- Entries:
+===+

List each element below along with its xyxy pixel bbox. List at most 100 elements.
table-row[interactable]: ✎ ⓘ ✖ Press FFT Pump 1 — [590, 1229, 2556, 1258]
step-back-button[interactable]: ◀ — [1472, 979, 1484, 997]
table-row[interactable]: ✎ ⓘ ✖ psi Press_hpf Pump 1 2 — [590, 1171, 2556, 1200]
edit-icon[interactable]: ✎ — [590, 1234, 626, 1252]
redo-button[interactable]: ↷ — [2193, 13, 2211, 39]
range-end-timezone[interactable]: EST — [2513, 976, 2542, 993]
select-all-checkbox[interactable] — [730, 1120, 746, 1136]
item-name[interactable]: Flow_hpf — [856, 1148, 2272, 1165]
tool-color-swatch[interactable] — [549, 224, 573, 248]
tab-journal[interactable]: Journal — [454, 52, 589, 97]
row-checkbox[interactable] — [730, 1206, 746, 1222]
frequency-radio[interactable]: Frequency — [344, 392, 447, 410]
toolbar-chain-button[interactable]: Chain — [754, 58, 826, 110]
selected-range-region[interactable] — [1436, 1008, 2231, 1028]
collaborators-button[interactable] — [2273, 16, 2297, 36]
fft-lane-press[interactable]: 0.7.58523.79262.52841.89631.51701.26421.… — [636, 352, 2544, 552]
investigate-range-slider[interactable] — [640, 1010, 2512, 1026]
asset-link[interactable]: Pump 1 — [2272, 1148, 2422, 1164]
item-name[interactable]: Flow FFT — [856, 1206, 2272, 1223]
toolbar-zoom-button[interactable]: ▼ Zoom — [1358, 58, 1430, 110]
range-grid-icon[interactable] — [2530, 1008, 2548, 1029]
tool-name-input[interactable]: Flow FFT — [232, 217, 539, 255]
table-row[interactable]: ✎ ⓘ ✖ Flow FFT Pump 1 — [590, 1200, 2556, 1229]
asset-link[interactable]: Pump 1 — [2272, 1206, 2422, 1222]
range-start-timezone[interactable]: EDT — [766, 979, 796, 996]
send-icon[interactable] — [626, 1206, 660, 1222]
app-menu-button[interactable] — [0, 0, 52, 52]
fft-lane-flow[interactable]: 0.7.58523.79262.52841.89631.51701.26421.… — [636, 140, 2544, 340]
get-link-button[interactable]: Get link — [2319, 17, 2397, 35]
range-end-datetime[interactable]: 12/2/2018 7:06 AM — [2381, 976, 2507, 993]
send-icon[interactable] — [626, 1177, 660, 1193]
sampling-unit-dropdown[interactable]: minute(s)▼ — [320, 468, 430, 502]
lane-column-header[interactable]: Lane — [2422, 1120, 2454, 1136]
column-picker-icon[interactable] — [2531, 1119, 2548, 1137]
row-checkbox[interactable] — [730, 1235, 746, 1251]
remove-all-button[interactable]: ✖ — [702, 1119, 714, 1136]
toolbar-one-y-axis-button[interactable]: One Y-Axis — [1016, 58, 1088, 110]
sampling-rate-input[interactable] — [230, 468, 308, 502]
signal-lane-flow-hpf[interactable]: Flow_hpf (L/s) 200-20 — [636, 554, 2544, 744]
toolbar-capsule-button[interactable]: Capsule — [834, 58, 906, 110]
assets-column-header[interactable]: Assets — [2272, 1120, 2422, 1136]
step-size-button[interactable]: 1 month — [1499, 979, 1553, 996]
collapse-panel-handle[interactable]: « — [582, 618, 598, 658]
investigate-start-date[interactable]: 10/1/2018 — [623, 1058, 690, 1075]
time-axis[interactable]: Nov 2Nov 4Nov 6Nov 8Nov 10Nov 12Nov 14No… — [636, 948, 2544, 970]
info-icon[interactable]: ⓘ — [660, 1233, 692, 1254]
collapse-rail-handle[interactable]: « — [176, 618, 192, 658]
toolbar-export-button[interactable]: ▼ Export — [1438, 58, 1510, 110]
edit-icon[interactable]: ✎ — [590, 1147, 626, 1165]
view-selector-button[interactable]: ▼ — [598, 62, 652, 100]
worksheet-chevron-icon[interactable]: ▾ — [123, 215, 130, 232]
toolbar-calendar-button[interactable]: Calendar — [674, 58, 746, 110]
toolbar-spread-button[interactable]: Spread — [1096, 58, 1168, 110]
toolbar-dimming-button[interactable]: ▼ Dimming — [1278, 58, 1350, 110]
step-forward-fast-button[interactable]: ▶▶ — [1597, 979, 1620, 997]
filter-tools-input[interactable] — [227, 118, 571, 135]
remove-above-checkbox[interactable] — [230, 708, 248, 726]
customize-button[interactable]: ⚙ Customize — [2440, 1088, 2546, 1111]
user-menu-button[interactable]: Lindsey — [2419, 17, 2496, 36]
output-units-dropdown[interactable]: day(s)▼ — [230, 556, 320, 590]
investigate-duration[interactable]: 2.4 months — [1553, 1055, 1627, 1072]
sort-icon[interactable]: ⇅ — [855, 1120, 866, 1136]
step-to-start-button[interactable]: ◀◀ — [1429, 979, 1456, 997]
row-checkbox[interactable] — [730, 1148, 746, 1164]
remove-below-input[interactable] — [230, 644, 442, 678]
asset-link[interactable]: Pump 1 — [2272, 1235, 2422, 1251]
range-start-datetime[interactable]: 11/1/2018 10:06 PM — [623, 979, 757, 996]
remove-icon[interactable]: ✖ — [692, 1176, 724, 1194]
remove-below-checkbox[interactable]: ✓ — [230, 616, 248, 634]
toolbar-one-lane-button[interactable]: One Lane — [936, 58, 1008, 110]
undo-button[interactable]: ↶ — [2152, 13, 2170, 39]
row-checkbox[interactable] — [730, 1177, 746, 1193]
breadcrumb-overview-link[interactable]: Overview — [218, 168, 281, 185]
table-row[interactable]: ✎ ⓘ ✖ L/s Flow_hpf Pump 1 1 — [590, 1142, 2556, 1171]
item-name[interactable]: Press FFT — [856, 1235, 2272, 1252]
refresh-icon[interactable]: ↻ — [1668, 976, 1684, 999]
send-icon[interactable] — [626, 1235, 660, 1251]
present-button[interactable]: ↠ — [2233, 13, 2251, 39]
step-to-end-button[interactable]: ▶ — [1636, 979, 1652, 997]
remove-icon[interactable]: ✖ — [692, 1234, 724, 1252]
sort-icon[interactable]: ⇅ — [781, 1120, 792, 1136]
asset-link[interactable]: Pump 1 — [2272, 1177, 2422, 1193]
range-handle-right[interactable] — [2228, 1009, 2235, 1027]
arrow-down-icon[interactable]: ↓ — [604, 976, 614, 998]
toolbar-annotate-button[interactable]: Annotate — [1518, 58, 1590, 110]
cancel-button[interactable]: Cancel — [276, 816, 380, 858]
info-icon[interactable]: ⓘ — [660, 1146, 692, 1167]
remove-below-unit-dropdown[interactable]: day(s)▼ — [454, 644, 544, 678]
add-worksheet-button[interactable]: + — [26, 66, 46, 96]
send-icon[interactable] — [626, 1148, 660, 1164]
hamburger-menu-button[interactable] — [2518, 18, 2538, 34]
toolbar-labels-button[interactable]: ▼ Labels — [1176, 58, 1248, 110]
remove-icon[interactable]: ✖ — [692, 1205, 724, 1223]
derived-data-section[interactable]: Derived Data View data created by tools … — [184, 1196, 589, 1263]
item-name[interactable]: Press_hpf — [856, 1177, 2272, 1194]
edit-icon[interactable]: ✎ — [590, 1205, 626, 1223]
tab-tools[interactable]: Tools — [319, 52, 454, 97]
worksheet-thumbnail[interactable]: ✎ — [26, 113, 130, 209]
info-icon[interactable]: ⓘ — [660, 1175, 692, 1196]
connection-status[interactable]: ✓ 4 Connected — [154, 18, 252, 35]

+===+

- The task: Put the lines starting at the first line of the records and ending at the line that contains "range-end-timezone[interactable]: EST —" into a JSON list of strings, one string per line, with blank lines left out.

- Answer below:
[
  "List each element below along with its xyxy pixel bbox. List at most 100 elements.",
  "table-row[interactable]: ✎ ⓘ ✖ Press FFT Pump 1 — [590, 1229, 2556, 1258]",
  "step-back-button[interactable]: ◀ — [1472, 979, 1484, 997]",
  "table-row[interactable]: ✎ ⓘ ✖ psi Press_hpf Pump 1 2 — [590, 1171, 2556, 1200]",
  "edit-icon[interactable]: ✎ — [590, 1234, 626, 1252]",
  "redo-button[interactable]: ↷ — [2193, 13, 2211, 39]",
  "range-end-timezone[interactable]: EST — [2513, 976, 2542, 993]"
]